In the data below, find every line with the string "city" and pull it out.

>>>>

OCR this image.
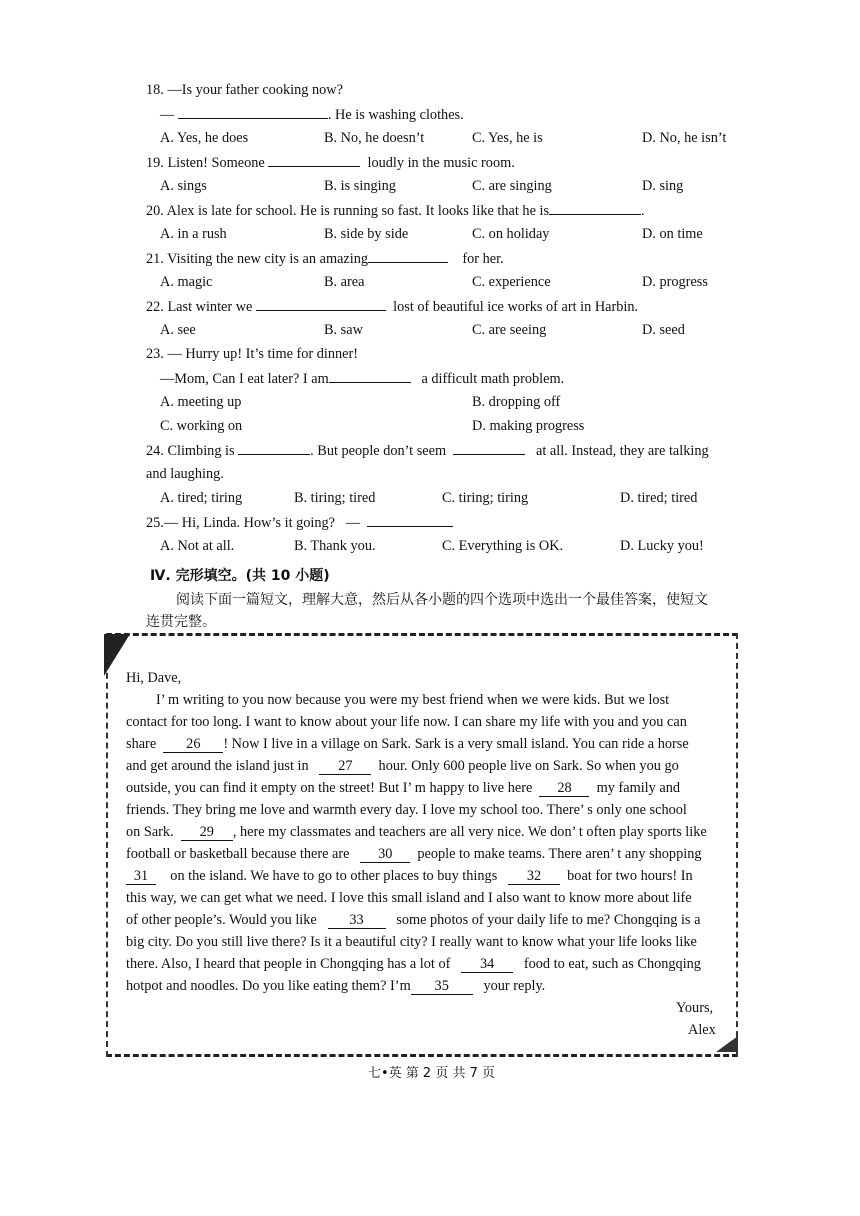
18. —Is your father cooking now?
—	. He is washing clothes.
A. Yes, he does	B. No, he doesn’t	C. Yes, he is	D. No, he isn’t
19. Listen! Someone	loudly in the music room.
A. sings	B. is singing	C. are singing	D. sing
20. Alex is late for school. He is running so fast. It looks like that he is	.
A. in a rush	B. side by side	C. on holiday	D. on time
21. Visiting the new city is an amazing	for her.
A. magic	B. area	C. experience	D. progress
22. Last winter we	lost of beautiful ice works of art in Harbin.
A. see	B. saw	C. are seeing	D. seed
23. — Hurry up! It’s time for dinner!
—Mom, Can I eat later? I am	a difficult math problem.
A. meeting up	B. dropping off
C. working on	D. making progress
24. Climbing is	. But people don’t seem	at all. Instead, they are talking
and laughing.
A. tired; tiring	B. tiring; tired	C. tiring; tiring	D. tired; tired
25.— Hi, Linda. How’s it going? —
A. Not at all.	B. Thank you.	C. Everything is OK.	D. Lucky you!
Ⅳ. 完形填空。(共 10 小题)
阅读下面一篇短文，理解大意，然后从各小题的四个选项中选出一个最佳答案，使短文
连贯完整。
Hi, Dave,
I’ m writing to you now because you were my best friend when we were kids. But we lost
contact for too long. I want to know about your life now. I can share my life with you and you can
share 26 ! Now I live in a village on Sark. Sark is a very small island. You can ride a horse
and get around the island just in 27 hour. Only 600 people live on Sark. So when you go
outside, you can find it empty on the street! But I’ m happy to live here 28 my family and
friends. They bring me love and warmth every day. I love my school too. There’ s only one school
on Sark. 29 , here my classmates and teachers are all very nice. We don’ t often play sports like
football or basketball because there are 30 people to make teams. There aren’ t any shopping
31 on the island. We have to go to other places to buy things 32 boat for two hours! In
this way, we can get what we need. I love this small island and I also want to know more about life
of other people’s. Would you like 33 some photos of your daily life to me? Chongqing is a
big city. Do you still live there? Is it a beautiful city? I really want to know what your life looks like
there. Also, I heard that people in Chongqing has a lot of 34 food to eat, such as Chongqing
hotpot and noodles. Do you like eating them? I’m 35 your reply.
Yours,
Alex
七•英 第 2 页 共 7 页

<<<<

Exercise solution –
21. Visiting the new city is an amazing	for her.
big city. Do you still live there? Is it a beautiful city? I really want to know what your life looks like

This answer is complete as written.